(Items listed in a dataset)

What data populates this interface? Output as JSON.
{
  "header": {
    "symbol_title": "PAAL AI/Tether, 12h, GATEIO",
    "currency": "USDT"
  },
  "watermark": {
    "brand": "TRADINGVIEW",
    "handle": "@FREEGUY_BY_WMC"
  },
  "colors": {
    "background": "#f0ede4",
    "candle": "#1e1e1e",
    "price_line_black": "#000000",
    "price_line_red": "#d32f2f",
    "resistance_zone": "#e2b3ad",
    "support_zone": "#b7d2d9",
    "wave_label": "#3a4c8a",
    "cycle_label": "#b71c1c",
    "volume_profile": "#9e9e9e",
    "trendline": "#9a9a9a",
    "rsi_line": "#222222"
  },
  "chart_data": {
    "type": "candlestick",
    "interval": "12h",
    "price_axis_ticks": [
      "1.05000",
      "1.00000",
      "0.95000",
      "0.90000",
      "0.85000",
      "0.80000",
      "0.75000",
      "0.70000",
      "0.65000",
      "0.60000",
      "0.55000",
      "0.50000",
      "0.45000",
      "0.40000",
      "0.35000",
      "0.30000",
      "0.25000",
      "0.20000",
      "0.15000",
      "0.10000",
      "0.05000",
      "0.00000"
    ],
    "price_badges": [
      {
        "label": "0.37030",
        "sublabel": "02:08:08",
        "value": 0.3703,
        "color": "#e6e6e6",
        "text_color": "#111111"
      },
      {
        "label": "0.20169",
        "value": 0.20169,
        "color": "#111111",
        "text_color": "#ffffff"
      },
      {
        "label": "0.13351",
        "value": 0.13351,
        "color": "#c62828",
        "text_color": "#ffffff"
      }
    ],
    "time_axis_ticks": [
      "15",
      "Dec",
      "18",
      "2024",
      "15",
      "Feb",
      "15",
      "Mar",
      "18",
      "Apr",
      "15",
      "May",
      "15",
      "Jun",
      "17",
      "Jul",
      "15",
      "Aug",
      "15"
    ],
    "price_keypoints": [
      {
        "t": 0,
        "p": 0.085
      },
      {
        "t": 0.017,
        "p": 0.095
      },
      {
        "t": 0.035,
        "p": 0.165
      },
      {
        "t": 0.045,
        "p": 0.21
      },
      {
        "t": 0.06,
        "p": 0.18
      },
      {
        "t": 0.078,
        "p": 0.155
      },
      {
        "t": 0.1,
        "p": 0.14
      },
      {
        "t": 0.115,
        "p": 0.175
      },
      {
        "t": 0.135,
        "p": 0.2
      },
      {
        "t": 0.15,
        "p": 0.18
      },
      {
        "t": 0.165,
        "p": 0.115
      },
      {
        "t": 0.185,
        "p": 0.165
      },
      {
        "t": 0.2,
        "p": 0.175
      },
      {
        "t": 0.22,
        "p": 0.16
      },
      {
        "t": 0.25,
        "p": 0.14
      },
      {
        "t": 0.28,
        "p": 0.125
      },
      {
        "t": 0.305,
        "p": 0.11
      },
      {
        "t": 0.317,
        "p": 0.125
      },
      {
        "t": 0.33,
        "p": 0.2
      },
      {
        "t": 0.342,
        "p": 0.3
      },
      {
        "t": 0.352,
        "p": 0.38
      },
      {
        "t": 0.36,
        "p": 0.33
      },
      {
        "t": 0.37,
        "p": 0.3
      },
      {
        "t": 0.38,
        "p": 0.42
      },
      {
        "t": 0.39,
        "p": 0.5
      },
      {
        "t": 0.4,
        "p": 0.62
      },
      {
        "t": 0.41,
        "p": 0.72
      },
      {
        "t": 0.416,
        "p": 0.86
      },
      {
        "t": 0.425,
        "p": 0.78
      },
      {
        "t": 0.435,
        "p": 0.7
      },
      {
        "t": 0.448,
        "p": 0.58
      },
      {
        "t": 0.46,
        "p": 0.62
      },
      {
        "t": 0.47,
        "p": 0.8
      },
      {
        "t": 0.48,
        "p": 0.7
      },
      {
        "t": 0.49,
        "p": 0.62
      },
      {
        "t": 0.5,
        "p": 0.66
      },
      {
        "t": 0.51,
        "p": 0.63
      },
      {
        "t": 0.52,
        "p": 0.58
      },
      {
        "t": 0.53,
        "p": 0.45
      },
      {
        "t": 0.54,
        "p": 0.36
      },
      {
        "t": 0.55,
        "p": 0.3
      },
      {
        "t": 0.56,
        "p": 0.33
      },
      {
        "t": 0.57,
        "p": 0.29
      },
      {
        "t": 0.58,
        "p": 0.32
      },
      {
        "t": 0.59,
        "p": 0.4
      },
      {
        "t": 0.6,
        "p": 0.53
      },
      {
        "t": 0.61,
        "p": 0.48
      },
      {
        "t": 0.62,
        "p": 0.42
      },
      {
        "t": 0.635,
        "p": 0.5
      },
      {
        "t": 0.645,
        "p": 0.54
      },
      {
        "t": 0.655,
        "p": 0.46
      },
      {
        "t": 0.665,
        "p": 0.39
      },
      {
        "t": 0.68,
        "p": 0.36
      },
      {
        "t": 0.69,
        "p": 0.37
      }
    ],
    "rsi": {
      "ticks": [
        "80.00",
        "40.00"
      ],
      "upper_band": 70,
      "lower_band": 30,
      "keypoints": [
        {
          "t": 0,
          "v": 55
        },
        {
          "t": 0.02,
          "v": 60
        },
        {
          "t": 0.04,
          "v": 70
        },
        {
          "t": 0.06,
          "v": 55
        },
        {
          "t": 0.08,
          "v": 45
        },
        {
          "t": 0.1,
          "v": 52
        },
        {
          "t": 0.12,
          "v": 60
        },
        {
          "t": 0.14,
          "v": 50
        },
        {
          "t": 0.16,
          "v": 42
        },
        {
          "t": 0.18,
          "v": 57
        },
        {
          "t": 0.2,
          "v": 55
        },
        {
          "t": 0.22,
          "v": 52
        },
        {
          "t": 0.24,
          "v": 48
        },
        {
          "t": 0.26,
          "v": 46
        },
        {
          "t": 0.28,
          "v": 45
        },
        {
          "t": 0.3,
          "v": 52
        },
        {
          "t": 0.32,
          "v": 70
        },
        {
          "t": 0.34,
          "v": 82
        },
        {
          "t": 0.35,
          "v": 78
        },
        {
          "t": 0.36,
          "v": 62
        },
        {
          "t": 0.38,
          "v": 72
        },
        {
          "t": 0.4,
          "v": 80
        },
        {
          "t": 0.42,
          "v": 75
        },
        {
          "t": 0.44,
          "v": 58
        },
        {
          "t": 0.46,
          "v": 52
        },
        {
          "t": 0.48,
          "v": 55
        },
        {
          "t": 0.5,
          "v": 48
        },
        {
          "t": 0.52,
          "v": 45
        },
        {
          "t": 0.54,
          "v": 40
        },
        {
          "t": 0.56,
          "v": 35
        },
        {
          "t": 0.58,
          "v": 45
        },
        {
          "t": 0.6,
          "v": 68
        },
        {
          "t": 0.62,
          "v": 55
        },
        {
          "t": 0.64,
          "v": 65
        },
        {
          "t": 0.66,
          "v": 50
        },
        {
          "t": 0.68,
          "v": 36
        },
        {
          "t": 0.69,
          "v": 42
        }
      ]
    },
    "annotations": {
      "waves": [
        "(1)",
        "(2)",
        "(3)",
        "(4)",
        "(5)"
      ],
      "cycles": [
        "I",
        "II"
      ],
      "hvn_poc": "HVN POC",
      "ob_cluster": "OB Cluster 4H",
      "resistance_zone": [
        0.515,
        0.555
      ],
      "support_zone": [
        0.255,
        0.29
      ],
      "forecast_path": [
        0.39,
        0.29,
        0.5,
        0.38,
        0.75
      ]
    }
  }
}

◆ Task to complete
Look over the material above and show each line where "value" appears.

◆ Finished answer
        "value": 0.3703,
        "value": 0.20169,
        "value": 0.13351,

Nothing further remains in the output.